Greif bitte den Text über das Wolkenschloss am Schluss von Disneys Schneewittchen auf und schreib ihn nach seinem letzten Satz weiter.

▸ **Zitierter Text**

- - - - - - -

Nachdem die Hexe tot und Schneewittchen vom Prinzen aus ihrem gläsernen Sarg in der Waldidylle gerettet wird, führt er sie auf seinem Pferd in Richtung Schloss, das man aus der Ferne sieht und das hier deutlich als apotheotisches Schloss in den Wolken inszeniert ist. Das erinnert an die Idee des Schlosses als Abbild des himmlischen Jerusalems und verweist auf eine Art Heimkehr. Es leuchtet und strahlt umrahmt von einer Landschaft aus Sonne und Wolken, wie der Himmel auf Erden. Das Paar verharrt vor dieser Aussicht, während das Märchenbuch sich ein letztes Mal an die Zuschauer wendet mit dem Satz „und sie lebten glücklich bis ans Ende“. Aus dieser Distanz betrachtet ist das Schloss der absolute Sehnsuchtsort eines romantischen Mittelalters und birgt genauso viele Rätsel, Geschichten und Überraschungen, wie die menschliche Psyche, die optisch betrachtet, enträtselt werden kann. Die Disney-Studios suggerieren, dass ihre Filme bei dieser Entschlüsselung, durch ihre Funktion als Spiegel oder wortwörtlich als Abbild verschiedenster Charaktere, helfen können und Zusammenhänge über das Mittel der Nostalgie verständlich machen.

- - - - - - -

▸ **Gezeigtes Material**
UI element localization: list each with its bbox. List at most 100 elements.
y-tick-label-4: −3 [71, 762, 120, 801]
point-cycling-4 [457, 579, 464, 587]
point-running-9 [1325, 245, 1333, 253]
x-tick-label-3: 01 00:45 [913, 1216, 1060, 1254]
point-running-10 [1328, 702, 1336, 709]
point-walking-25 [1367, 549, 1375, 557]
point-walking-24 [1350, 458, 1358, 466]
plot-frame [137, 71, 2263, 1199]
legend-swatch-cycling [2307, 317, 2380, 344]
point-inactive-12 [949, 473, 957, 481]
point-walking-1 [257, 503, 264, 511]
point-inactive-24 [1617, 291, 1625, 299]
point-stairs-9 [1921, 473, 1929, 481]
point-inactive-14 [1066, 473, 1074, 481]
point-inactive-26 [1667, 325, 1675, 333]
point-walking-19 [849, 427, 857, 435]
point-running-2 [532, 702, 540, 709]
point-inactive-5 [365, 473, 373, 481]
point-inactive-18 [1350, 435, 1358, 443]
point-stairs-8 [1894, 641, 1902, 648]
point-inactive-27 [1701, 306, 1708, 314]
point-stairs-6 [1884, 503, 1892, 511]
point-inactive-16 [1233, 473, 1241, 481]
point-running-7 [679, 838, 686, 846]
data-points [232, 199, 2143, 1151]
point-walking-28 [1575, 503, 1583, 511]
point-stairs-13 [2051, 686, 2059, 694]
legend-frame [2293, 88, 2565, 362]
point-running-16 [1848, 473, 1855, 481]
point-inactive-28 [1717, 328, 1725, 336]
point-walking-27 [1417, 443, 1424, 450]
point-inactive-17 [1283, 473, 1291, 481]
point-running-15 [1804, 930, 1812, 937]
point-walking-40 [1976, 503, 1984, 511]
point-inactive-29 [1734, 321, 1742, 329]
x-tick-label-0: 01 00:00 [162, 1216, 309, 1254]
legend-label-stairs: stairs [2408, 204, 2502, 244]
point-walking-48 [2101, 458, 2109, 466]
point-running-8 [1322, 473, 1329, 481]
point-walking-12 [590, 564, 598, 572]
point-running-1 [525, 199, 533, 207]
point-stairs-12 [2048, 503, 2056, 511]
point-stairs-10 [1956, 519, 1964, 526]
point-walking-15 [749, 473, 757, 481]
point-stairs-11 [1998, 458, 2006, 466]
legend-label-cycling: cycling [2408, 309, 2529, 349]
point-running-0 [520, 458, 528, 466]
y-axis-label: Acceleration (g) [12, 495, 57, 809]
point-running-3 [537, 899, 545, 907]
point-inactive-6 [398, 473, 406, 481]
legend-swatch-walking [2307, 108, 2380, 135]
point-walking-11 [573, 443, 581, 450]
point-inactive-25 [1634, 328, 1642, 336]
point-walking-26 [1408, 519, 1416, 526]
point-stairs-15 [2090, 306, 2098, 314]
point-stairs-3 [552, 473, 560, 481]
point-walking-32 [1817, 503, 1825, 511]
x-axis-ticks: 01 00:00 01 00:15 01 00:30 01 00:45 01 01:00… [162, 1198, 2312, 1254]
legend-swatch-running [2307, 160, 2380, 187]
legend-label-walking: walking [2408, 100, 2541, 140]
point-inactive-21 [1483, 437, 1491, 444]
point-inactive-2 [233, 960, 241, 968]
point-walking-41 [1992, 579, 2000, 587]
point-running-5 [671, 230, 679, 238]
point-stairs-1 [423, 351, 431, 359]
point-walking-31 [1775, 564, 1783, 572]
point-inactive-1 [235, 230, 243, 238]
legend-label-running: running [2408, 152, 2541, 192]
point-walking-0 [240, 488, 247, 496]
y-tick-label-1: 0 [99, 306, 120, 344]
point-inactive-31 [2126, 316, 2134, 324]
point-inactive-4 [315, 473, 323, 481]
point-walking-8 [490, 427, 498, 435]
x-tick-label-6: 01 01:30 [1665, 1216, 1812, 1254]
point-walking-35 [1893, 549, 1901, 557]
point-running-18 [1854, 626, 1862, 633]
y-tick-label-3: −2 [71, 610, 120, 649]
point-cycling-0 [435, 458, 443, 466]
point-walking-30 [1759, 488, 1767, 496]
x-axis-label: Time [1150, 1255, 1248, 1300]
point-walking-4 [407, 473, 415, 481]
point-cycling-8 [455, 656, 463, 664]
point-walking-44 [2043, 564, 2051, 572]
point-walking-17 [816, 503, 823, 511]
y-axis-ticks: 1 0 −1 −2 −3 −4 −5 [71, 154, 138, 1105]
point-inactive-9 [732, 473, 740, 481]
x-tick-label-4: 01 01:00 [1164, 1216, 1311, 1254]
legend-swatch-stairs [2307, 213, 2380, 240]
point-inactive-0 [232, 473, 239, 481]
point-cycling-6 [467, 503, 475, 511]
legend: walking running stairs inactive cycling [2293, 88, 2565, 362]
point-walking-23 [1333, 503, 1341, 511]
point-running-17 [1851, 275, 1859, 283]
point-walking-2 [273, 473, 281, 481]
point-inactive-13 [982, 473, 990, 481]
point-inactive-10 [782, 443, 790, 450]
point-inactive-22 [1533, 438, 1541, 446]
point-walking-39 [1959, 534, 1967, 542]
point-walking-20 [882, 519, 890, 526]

- - - - - - -

▸ **Endergebnis**
So gesehen ist Schneewittchen und die sieben Zwerge Disneys Einführung in die menschliche Sehnsucht nach der Märchenwelt des Mittelalters mit dem Schloss als absolutem Ideal. Märchen, Mittelalter und menschliche Gefühle werden in Disney-Filmen untrennbar miteinander verschmolzen und lassen uns, Generationen von Kindern der Disney-Welten, immer auch an das Märchen-Mittelalter denken, wenn wir uns an unsere Kindheit erinnern.

Schneewittchen und die sieben Zwerge. 1937, Regie: David D. Hand, USA, © Disney. Min: 82:55.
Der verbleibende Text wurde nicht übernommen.